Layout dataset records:
***
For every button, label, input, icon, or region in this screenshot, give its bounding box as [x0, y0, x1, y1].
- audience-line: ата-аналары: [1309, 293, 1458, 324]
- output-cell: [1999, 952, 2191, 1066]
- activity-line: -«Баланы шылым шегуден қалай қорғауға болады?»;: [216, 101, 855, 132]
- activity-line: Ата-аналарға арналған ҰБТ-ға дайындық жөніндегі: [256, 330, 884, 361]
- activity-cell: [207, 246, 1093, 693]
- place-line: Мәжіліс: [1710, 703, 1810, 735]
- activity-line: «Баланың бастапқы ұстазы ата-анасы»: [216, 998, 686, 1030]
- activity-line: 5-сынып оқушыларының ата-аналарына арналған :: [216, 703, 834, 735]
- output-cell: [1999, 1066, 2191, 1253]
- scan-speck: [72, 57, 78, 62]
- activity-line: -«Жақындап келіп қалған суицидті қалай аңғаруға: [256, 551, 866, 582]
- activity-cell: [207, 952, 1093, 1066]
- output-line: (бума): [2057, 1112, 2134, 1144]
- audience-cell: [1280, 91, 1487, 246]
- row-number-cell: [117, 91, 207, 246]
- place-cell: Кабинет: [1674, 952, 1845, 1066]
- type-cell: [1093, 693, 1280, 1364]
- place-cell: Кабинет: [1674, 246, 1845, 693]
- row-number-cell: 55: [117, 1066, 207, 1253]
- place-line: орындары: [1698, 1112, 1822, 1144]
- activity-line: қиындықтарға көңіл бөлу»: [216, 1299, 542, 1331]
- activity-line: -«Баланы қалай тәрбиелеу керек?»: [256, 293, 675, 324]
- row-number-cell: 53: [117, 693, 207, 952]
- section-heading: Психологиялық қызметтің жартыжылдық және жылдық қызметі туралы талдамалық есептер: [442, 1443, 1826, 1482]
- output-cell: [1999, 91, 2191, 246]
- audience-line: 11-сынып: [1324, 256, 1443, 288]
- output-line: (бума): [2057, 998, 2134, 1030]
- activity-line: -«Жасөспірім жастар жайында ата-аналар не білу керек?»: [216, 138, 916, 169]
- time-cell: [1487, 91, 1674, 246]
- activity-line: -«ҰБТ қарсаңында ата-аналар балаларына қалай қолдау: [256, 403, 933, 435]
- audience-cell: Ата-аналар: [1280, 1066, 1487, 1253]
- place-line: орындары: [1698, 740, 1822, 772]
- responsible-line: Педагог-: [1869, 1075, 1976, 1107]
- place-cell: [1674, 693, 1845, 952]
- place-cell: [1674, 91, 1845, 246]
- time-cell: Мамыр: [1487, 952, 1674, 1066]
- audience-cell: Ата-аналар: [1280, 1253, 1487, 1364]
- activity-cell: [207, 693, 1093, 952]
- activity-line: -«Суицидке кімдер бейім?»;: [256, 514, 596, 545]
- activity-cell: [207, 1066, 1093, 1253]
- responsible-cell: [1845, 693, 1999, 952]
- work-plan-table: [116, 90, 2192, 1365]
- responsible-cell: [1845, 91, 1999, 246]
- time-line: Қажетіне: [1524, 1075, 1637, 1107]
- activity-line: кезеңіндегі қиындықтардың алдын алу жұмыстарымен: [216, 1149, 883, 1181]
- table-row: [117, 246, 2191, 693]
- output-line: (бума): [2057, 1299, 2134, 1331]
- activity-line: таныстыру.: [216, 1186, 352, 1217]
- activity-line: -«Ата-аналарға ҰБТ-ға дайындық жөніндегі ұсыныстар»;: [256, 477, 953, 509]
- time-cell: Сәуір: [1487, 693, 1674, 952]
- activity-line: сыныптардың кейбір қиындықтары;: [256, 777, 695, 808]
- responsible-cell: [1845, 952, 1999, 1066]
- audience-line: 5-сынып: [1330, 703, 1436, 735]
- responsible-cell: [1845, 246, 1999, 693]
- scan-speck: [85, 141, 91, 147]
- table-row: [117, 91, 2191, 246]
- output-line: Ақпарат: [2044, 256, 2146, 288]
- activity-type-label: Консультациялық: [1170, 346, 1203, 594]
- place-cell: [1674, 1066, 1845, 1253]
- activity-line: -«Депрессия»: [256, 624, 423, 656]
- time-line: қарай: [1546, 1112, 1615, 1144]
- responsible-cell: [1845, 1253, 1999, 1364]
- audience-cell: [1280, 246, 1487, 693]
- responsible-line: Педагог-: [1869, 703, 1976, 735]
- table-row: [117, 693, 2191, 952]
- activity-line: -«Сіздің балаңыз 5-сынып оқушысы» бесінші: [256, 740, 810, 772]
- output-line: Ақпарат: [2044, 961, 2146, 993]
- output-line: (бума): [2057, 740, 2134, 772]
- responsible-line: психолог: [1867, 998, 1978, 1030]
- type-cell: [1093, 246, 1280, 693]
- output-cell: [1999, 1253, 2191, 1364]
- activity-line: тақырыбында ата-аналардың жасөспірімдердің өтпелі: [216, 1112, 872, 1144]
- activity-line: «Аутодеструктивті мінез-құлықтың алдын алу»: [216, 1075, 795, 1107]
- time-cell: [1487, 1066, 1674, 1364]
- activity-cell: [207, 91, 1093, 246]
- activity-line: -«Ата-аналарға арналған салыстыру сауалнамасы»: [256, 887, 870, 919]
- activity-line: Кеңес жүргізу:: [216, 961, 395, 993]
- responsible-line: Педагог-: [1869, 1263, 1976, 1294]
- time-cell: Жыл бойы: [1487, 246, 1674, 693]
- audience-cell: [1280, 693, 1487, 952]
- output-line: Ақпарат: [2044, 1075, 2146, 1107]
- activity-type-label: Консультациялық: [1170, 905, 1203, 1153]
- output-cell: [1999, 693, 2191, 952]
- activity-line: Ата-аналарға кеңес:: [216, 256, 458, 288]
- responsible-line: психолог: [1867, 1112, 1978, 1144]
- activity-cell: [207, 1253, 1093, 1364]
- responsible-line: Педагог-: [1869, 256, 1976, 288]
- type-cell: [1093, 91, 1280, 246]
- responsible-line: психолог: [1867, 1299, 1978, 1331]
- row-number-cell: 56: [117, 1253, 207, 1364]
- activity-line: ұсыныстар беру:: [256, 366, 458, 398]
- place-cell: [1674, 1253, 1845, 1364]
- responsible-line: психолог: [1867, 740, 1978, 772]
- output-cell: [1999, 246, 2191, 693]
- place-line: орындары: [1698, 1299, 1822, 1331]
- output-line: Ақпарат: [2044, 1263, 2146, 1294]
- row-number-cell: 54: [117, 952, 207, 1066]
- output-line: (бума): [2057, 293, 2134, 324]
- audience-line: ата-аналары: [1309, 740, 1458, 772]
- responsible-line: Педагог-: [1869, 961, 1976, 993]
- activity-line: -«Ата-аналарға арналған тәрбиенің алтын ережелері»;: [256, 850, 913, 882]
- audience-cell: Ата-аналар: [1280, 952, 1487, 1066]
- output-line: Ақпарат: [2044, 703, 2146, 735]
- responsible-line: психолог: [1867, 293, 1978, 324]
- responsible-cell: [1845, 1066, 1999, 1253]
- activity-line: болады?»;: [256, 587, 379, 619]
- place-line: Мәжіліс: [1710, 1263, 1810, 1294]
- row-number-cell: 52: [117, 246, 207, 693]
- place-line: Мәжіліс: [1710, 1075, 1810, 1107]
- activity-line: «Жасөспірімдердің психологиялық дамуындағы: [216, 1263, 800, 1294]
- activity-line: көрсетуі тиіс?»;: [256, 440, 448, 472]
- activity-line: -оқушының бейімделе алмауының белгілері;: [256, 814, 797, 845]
***
**Given exercise**:
Convert the records, from the very first line through the line containing "101, 855, 132]", into a JSON list of strings with one string per line and no blank lines.

**Solved problem**:
[
  "For every button, label, input, icon, or region in this screenshot, give its bounding box as [x0, y0, x1, y1].",
  "- audience-line: ата-аналары: [1309, 293, 1458, 324]",
  "- output-cell: [1999, 952, 2191, 1066]",
  "- activity-line: -«Баланы шылым шегуден қалай қорғауға болады?»;: [216, 101, 855, 132]"
]